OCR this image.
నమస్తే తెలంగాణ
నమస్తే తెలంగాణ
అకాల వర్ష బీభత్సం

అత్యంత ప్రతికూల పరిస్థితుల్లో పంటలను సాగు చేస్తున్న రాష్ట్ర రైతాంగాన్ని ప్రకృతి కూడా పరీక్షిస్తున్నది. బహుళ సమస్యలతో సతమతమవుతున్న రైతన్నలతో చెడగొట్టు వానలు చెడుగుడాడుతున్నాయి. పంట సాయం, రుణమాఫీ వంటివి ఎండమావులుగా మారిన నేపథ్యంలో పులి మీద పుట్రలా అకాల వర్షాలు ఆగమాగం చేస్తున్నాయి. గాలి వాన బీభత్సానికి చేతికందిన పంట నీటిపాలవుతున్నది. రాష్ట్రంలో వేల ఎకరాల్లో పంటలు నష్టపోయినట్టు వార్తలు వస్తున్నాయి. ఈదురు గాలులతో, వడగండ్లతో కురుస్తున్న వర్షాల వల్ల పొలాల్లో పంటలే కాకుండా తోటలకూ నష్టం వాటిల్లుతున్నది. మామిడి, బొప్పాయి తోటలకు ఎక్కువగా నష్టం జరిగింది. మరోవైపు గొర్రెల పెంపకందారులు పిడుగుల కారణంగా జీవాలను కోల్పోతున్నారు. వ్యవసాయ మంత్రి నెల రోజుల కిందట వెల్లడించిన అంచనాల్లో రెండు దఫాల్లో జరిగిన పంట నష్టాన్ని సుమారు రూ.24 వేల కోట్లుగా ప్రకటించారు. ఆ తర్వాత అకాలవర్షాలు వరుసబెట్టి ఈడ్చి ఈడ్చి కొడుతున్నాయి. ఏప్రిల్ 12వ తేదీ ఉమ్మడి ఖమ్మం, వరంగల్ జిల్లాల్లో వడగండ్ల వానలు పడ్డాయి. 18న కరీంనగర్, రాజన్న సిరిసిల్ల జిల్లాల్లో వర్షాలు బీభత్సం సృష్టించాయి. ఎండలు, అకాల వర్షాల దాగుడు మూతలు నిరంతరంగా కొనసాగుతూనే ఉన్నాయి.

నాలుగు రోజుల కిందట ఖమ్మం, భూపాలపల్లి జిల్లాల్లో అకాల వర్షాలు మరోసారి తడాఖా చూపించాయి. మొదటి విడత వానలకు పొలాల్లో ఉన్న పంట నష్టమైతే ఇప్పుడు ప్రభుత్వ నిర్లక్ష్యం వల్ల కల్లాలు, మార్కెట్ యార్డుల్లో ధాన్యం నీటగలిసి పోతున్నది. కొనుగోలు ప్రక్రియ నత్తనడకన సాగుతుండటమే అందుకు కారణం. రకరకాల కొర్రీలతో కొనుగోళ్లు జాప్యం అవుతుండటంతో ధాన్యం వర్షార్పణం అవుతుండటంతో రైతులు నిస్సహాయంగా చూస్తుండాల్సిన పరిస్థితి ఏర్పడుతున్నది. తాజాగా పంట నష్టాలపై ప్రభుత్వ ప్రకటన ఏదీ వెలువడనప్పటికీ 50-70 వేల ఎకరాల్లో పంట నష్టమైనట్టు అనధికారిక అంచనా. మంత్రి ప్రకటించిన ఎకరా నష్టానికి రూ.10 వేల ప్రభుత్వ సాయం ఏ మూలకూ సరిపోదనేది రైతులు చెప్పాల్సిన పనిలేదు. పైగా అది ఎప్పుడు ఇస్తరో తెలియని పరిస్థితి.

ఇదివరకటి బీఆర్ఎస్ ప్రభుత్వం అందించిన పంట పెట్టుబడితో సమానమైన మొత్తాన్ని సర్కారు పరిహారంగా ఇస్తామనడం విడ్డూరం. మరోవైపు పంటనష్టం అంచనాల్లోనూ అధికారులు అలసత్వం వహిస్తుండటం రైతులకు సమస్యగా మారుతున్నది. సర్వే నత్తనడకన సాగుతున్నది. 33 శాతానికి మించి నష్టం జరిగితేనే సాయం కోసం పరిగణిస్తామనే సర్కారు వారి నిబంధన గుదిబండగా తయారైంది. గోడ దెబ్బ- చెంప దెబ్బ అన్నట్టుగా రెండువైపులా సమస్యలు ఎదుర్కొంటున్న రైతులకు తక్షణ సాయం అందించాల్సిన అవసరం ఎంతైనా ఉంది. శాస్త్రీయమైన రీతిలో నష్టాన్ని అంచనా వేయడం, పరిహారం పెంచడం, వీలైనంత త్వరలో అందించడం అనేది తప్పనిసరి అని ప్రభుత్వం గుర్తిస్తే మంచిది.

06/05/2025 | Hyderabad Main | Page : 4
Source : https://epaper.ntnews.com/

• • • •

# PROBLEM STATEMENT:
Find each line with the string "తనడకన" and copy it out.

# WORKED SOLUTION:
నాలుగు రోజుల కిందట ఖమ్మం, భూపాలపల్లి జిల్లాల్లో అకాల వర్షాలు మరోసారి తడాఖా చూపించాయి. మొదటి విడత వానలకు పొలాల్లో ఉన్న పంట నష్టమైతే ఇప్పుడు ప్రభుత్వ నిర్లక్ష్యం వల్ల కల్లాలు, మార్కెట్ యార్డుల్లో ధాన్యం నీటగలిసి పోతున్నది. కొనుగోలు ప్రక్రియ నత్తనడకన సాగుతుండటమే అందుకు కారణం. రకరకాల కొర్రీలతో కొనుగోళ్లు జాప్యం అవుతుండటంతో ధాన్యం వర్షార్పణం అవుతుండటంతో రైతులు నిస్సహాయంగా చూస్తుండాల్సిన పరిస్థితి ఏర్పడుతున్నది. తాజాగా పంట నష్టాలపై ప్రభుత్వ ప్రకటన ఏదీ వెలువడనప్పటికీ 50-70 వేల ఎకరాల్లో పంట నష్టమైనట్టు అనధికారిక అంచనా. మంత్రి ప్రకటించిన ఎకరా నష్టానికి రూ.10 వేల ప్రభుత్వ సాయం ఏ మూలకూ సరిపోదనేది రైతులు చెప్పాల్సిన పనిలేదు. పైగా అది ఎప్పుడు ఇస్తరో తెలియని పరిస్థితి.
ఇదివరకటి బీఆర్ఎస్ ప్రభుత్వం అందించిన పంట పెట్టుబడితో సమానమైన మొత్తాన్ని సర్కారు పరిహారంగా ఇస్తామనడం విడ్డూరం. మరోవైపు పంటనష్టం అంచనాల్లోనూ అధికారులు అలసత్వం వహిస్తుండటం రైతులకు సమస్యగా మారుతున్నది. సర్వే నత్తనడకన సాగుతున్నది. 33 శాతానికి మించి నష్టం జరిగితేనే సాయం కోసం పరిగణిస్తామనే సర్కారు వారి నిబంధన గుదిబండగా తయారైంది. గోడ దెబ్బ- చెంప దెబ్బ అన్నట్టుగా రెండువైపులా సమస్యలు ఎదుర్కొంటున్న రైతులకు తక్షణ సాయం అందించాల్సిన అవసరం ఎంతైనా ఉంది. శాస్త్రీయమైన రీతిలో నష్టాన్ని అంచనా వేయడం, పరిహారం పెంచడం, వీలైనంత త్వరలో అందించడం అనేది తప్పనిసరి అని ప్రభుత్వం గుర్తిస్తే మంచిది.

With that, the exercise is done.